>> Begin DATA ENTRIES

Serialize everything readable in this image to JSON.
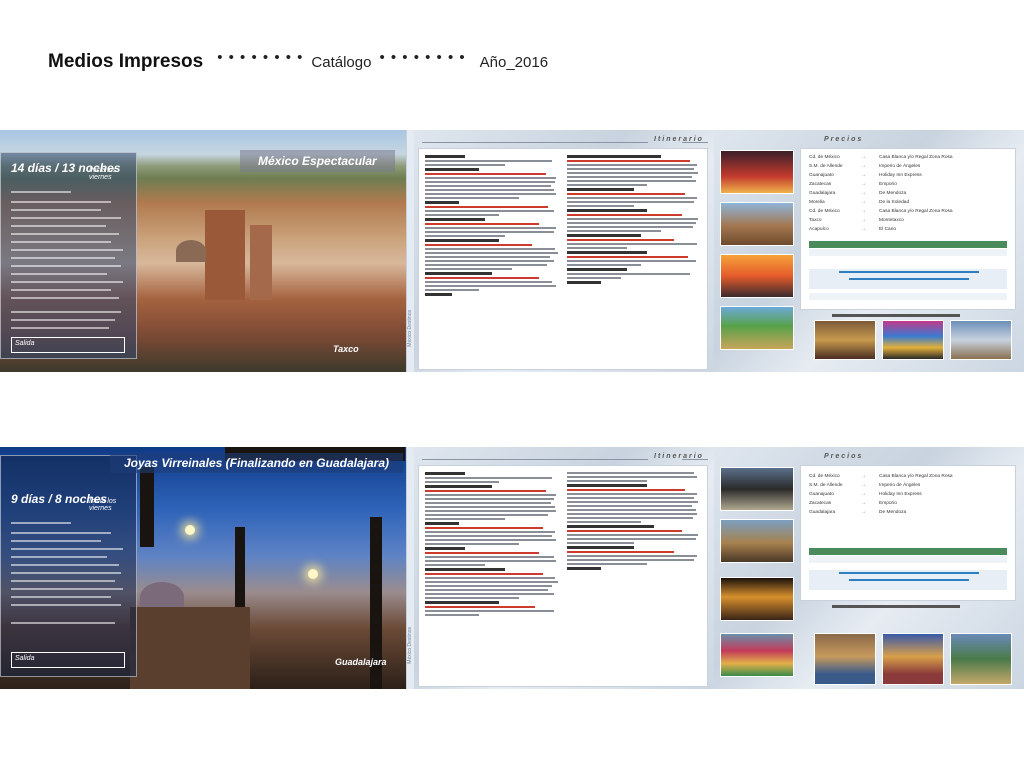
{
  "header": {
    "title": "Medios Impresos",
    "dots": "• • • • • • • •",
    "catalog": "Catálogo",
    "year": "Año_2016"
  },
  "spreads": [
    {
      "overlay_heading": "14 días / 13 noches",
      "overlay_sub": "Inicia los viernes",
      "overlay_field": "Salida",
      "title": "México Espectacular",
      "city": "Taxco",
      "spine": "México Destinos"
    },
    {
      "overlay_heading": "9 días / 8 noches",
      "overlay_sub": "Inicia los viernes",
      "overlay_field": "Salida",
      "title": "Joyas Virreinales (Finalizando en Guadalajara)",
      "city": "Guadalajara",
      "spine": "México Destinos"
    }
  ],
  "labels": {
    "itinerary": "Itinerario",
    "prices": "Precios"
  },
  "hotels_1": [
    {
      "city": "Cd. de México",
      "hotel": "Casa Blanca y/o Regal Zona Rosa"
    },
    {
      "city": "S.M. de Allende",
      "hotel": "Imperio de Ángeles"
    },
    {
      "city": "Guanajuato",
      "hotel": "Holiday Inn Express"
    },
    {
      "city": "Zacatecas",
      "hotel": "Emporio"
    },
    {
      "city": "Guadalajara",
      "hotel": "De Mendoza"
    },
    {
      "city": "Morelia",
      "hotel": "De la Soledad"
    },
    {
      "city": "Cd. de México",
      "hotel": "Casa Blanca y/o Regal Zona Rosa"
    },
    {
      "city": "Taxco",
      "hotel": "Montetaxco"
    },
    {
      "city": "Acapulco",
      "hotel": "El Cano"
    }
  ],
  "hotels_2": [
    {
      "city": "Cd. de México",
      "hotel": "Casa Blanca y/o Regal Zona Rosa"
    },
    {
      "city": "S.M. de Allende",
      "hotel": "Imperio de Ángeles"
    },
    {
      "city": "Guanajuato",
      "hotel": "Holiday Inn Express"
    },
    {
      "city": "Zacatecas",
      "hotel": "Emporio"
    },
    {
      "city": "Guadalajara",
      "hotel": "De Mendoza"
    }
  ]
}
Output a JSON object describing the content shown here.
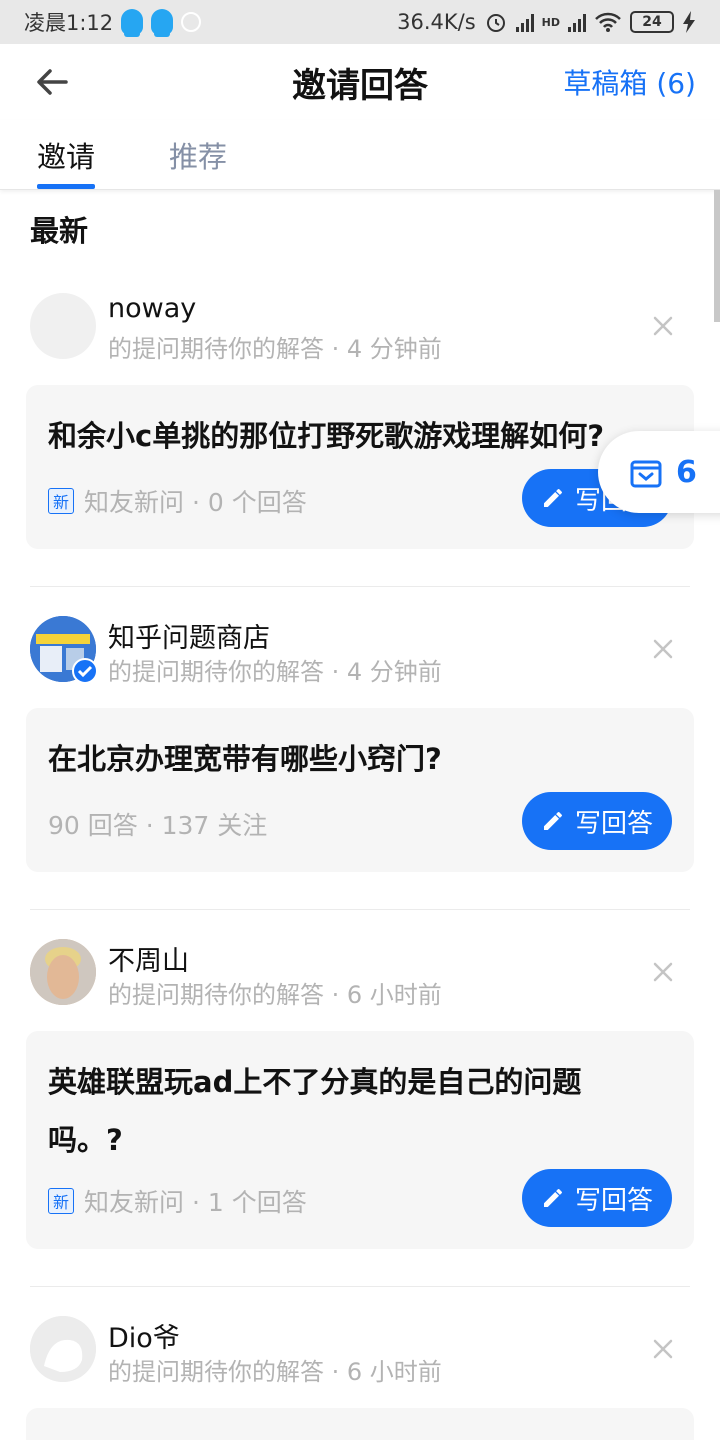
{
  "status_bar": {
    "time": "凌晨1:12",
    "network_speed": "36.4K/s",
    "network_type": "HD",
    "battery": "24"
  },
  "header": {
    "title": "邀请回答",
    "drafts_label": "草稿箱 (6)"
  },
  "tabs": [
    {
      "label": "邀请",
      "active": true
    },
    {
      "label": "推荐",
      "active": false
    }
  ],
  "section_title": "最新",
  "float_drafts_count": "6",
  "items": [
    {
      "user": "noway",
      "meta": "的提问期待你的解答 · 4 分钟前",
      "question": "和余小c单挑的那位打野死歌游戏理解如何?",
      "badge": "新",
      "stats": "知友新问 · 0 个回答",
      "answer_label": "写回答"
    },
    {
      "user": "知乎问题商店",
      "meta": "的提问期待你的解答 · 4 分钟前",
      "question": "在北京办理宽带有哪些小窍门?",
      "stats": "90 回答 · 137 关注",
      "answer_label": "写回答"
    },
    {
      "user": "不周山",
      "meta": "的提问期待你的解答 · 6 小时前",
      "question_line1": "英雄联盟玩ad上不了分真的是自己的问题",
      "question_line2": "吗。?",
      "badge": "新",
      "stats": "知友新问 · 1 个回答",
      "answer_label": "写回答"
    },
    {
      "user": "Dio爷",
      "meta": "的提问期待你的解答 · 6 小时前"
    }
  ],
  "colors": {
    "accent": "#1772f6",
    "muted": "#b3b3b3",
    "card_bg": "#f6f6f6"
  }
}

>> End DATA ENTRIES

### TASK DETAILS:
Set down the line containing "Output a JSON", then every later line through the end of the material, exactly as written; omit any picture.

### ANSWER TO THE EXERCISE:
Output a JSON object describing the content shown here.
{
  "status_bar": {
    "time": "凌晨1:12",
    "network_speed": "36.4K/s",
    "network_type": "HD",
    "battery": "24"
  },
  "header": {
    "title": "邀请回答",
    "drafts_label": "草稿箱 (6)"
  },
  "tabs": [
    {
      "label": "邀请",
      "active": true
    },
    {
      "label": "推荐",
      "active": false
    }
  ],
  "section_title": "最新",
  "float_drafts_count": "6",
  "items": [
    {
      "user": "noway",
      "meta": "的提问期待你的解答 · 4 分钟前",
      "question": "和余小c单挑的那位打野死歌游戏理解如何?",
      "badge": "新",
      "stats": "知友新问 · 0 个回答",
      "answer_label": "写回答"
    },
    {
      "user": "知乎问题商店",
      "meta": "的提问期待你的解答 · 4 分钟前",
      "question": "在北京办理宽带有哪些小窍门?",
      "stats": "90 回答 · 137 关注",
      "answer_label": "写回答"
    },
    {
      "user": "不周山",
      "meta": "的提问期待你的解答 · 6 小时前",
      "question_line1": "英雄联盟玩ad上不了分真的是自己的问题",
      "question_line2": "吗。?",
      "badge": "新",
      "stats": "知友新问 · 1 个回答",
      "answer_label": "写回答"
    },
    {
      "user": "Dio爷",
      "meta": "的提问期待你的解答 · 6 小时前"
    }
  ],
  "colors": {
    "accent": "#1772f6",
    "muted": "#b3b3b3",
    "card_bg": "#f6f6f6"
  }
}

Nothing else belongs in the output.